### Text provided
As shown in Table 4, the results of the multiple regression indicated that the three predictors explained 36% of the variance in the approximate calculation measure, R2 = .36, F(3, 81) = 15.15, p < .001. It was found that exact calculation scores were a significant predictor of approximate calculation scores, β = -.44, t(81) = 4.53, p < .001. Non-symbolic composite scores were also a significant predictor of approximate calculation scores, β = -.28, t(81) = -2.59, p = .011. The symbolic composite was not found to be a significant predictor of approximate calculation, β = -.04, t(81) = -.38, p = .704. Exact calculation scores accounted for 20% of the unique variance in approximate calculation skill. The non-symbolic composite accounted for 8% of the unique variance in approximate calculation skill, whereas the symbolic composite accounted for < .1% of the unique variance in approximate calculation skill. These results demonstrate that controlling for exact calculation skill did not remove the relation between non-symbolic system acuity and approximate calculation skill.

Table 4

Regression Analysis Predicting Approximate Calculation Skill From Exact Calculation Skill and Measures of Symbolic and Non-Symbolic Number Representation System Acuity (N = 85)

Predictor Approximate Skill
Exact calculation skill (β) .44
Symbolic composite (β) -.04
Non-symbolic composite (β) -.28
Total R2 .36
n  85

*p < .05. **p < .01.

Discussion [TOP]

In the present study, how both symbolic and non-symbolic number system acuity relate to measures of exact and approximate calculation was examined. Previous research has yielded a variety of findings with regards to how symbolic and non-symbolic number representation systems relate to exact calculation ability. Findings from this study were consistent with previous research indicating that both non-symbolic system acuity (Halberda et al., 2008; Libertus, Feigenson, & Halberda, 2011; Mazzocco, Feigenson, & Halberda, 2011) and symbolic system acuity (Bugden et al., 2012; Vogel, Remark, & Ansari, 2015) individually relate to exact calculation, and corroborate previous findings suggesting that when the impact of both representation systems are examined in relation to exact calculation skill, only symbolic system acuity remains a significant predictor (Holloway & Ansari, 2009; Kolkman, Kroesbergen, & Leseman, 2013; Newton, Waring, & Penner-Wilger, 2014; Sasanguie, Göbel, Moll, Smets, & Reynvoet, 2013). The nature of the relation between these two systems and exact calculation skill was examined and it was found that symbolic system performance mediates the relation between non-symbolic system performance and exact calculation skill. Overall, these findings, along with past research, provide converging evidence that only the symbolic, and not the non-symbolic, number representation system is uniquely predictive of performance on measures of exact calculation.

The novel contribution of this study is the examination of how both symbolic and non-symbolic number representation systems relate to a measure of approximate calculation. Similar to exact calculation findings, both symbolic and non-symbolic number system acuity were correlated with a measure of approximate calculation. However, after entering both symbolic and non-symbolic measures into a single-step regression predicting approximate calculation, only the non-symbolic measure remained a significant predictor. It was found that non-symbolic system performance mediates the relation between symbolic system performance and approximate calculation skill. These results provide the first evidence in adults that only non-symbolic, and not symbolic, number system acuity is uniquely predictive of performance on a measure of approximate calculation.

### Layout annotation data
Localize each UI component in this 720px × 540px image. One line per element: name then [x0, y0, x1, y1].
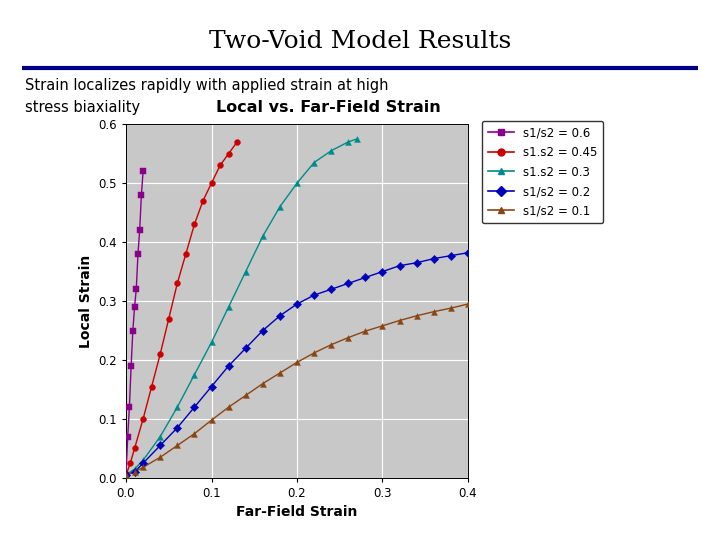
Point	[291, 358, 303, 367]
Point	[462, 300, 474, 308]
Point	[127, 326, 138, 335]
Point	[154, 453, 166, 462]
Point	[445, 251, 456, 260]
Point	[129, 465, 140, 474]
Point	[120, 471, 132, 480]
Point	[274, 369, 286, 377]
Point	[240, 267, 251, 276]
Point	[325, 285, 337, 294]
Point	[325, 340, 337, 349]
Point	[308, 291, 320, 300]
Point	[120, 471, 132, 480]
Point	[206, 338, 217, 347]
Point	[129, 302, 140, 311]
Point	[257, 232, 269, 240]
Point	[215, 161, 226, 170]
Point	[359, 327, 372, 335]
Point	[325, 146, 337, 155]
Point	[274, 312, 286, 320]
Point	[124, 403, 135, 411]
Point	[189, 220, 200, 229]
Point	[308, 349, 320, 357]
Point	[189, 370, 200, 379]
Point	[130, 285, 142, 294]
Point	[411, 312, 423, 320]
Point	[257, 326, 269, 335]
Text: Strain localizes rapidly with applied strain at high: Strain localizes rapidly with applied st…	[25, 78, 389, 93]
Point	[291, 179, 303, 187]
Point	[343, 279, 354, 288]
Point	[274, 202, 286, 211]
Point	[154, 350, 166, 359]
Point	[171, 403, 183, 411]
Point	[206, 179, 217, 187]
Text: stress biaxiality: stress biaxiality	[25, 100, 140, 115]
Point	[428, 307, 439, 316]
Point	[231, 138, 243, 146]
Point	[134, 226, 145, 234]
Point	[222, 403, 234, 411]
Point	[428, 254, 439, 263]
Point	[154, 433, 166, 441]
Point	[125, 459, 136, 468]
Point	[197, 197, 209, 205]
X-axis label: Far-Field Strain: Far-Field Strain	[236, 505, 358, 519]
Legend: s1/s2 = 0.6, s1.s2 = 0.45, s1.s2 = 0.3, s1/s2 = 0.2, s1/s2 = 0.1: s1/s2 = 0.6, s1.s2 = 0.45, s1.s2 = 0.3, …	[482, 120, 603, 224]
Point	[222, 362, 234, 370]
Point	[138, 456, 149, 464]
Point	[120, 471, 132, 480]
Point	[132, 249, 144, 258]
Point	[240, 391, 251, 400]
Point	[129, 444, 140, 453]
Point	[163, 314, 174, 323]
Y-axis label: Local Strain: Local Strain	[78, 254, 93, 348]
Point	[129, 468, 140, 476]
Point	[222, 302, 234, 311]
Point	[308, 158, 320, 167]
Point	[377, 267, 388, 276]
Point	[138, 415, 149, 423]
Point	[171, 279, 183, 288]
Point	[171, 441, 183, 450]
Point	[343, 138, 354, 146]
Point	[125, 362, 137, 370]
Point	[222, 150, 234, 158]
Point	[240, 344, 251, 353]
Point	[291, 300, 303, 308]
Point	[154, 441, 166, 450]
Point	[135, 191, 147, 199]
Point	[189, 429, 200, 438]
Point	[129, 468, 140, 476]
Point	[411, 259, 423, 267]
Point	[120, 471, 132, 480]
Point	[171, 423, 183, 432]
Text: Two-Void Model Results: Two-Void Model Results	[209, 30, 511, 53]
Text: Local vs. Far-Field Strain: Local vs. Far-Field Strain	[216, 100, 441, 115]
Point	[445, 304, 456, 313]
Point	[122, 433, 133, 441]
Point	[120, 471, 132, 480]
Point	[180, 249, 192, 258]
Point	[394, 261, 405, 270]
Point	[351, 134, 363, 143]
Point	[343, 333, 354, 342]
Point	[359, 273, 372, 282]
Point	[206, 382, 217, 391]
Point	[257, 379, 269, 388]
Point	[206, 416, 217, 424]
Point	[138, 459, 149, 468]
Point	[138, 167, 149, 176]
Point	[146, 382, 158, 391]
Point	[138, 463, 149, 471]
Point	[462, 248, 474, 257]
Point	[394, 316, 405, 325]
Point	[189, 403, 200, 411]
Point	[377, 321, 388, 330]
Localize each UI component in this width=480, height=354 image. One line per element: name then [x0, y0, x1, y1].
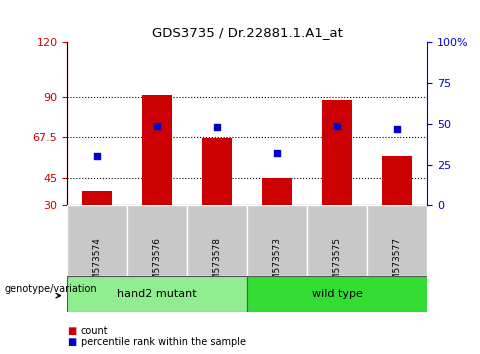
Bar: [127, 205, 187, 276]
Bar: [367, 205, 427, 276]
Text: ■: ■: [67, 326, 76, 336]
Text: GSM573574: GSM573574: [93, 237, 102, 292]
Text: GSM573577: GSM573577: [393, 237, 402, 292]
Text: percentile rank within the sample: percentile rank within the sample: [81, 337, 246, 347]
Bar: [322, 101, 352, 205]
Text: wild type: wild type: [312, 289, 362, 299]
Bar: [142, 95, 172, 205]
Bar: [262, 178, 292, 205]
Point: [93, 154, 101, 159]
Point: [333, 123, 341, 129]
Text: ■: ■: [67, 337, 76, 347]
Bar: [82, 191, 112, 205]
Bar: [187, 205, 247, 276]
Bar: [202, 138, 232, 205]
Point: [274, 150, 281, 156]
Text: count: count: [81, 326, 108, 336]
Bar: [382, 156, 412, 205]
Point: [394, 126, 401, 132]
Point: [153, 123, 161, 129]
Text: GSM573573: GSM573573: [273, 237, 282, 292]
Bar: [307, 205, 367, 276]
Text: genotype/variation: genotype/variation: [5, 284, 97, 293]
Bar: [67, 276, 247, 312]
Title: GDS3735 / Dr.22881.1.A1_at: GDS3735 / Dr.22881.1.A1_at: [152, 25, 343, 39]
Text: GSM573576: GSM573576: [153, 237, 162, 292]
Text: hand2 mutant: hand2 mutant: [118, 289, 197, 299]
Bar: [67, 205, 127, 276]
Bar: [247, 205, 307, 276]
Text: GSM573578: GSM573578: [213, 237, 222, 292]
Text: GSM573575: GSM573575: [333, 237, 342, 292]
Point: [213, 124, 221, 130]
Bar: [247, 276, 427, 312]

### Task list
A) In the records, update the lines from the one containing "358, 303, 367]" up to and including the one containing "327, 372, 335]" by replacing "Point" with "Marker", and return only those lines.
B) Write the next paragraph of the study on number representation and calculation skill, starting after its final sentence.
These records are unrelated to the text.

### Results for the exercise
A)
Marker	[291, 358, 303, 367]
Marker	[462, 300, 474, 308]
Marker	[127, 326, 138, 335]
Marker	[154, 453, 166, 462]
Marker	[445, 251, 456, 260]
Marker	[129, 465, 140, 474]
Marker	[120, 471, 132, 480]
Marker	[274, 369, 286, 377]
Marker	[240, 267, 251, 276]
Marker	[325, 285, 337, 294]
Marker	[325, 340, 337, 349]
Marker	[308, 291, 320, 300]
Marker	[120, 471, 132, 480]
Marker	[206, 338, 217, 347]
Marker	[129, 302, 140, 311]
Marker	[257, 232, 269, 240]
Marker	[215, 161, 226, 170]
Marker	[359, 327, 372, 335]

B)
Each of the above findings fit well within the current understanding of how both (1) symbolic and non-symbolic systems differ and (2) exact and approximate calculation differ. For example, it has been suggested that at the neural level, symbolic and non-symbolic number systems represent numerosity in different ways; symbolic in a digital manner and non-symbolic in an analogue manner (Lyons, Ansari, & Beilock, 2015). As such, the symbolic system may be better suited for determining exact numeric answers, whereas the non-symbolic system may be better suited for giving approximations. Furthermore, given that exact and approximate calculation have been found to differ on both behavioral and neural levels (Dehaene & Cohen, 1991, 1995, 1997; Dehaene, Piazza, Pinel, & Cohen, 2003; Dehaene, Spelke, Pinel, Stanescu, & Tsivkin, 1999; Liu, 2013), it is possible that distinct number representation systems underlie different types of calculation processes. The findings demonstrated here imply that (1) there is a fundamental aspect of exact calculation that is uniquely accounted for by an exact (symbolic) understanding of numerosity, and (2) there is a fundamental aspect of approximate calculation that is uniquely accounted for by an approximate (non-symbolic) understanding of numerosity. Thus, the results of the current study point to an important role for both symbolic and non-symbolic number representation systems with regards to calculation processes, while also providing further evidence for differences between these two systems.

One limitation of the present study is that while the approximate calculation measure was designed to limit efforts to exactly calculate correct answers, it is possible that some participants could have exactly calculated some answers in the time allotted. However, spontaneous self-reports provided during the debriefing indicate this was unlikely to be the case for many, if any, participants. Another thing to be considered is that our requirement of specific estimates, rather than a choice of response options, may have resulted in some participants feeling compelled to calculate a more exact answer, despite clear instructions to provide an estimate. In future studies, we look to control for such confounds by adding another estimation measure in which participants are forced to choose from a set of possible answers, as such a task would allow us to more easily limit the answer time frame, preventing exact calculation while possibly being less demanding on participants. Additionally, we will collect RT data from this forced-choice estimation task.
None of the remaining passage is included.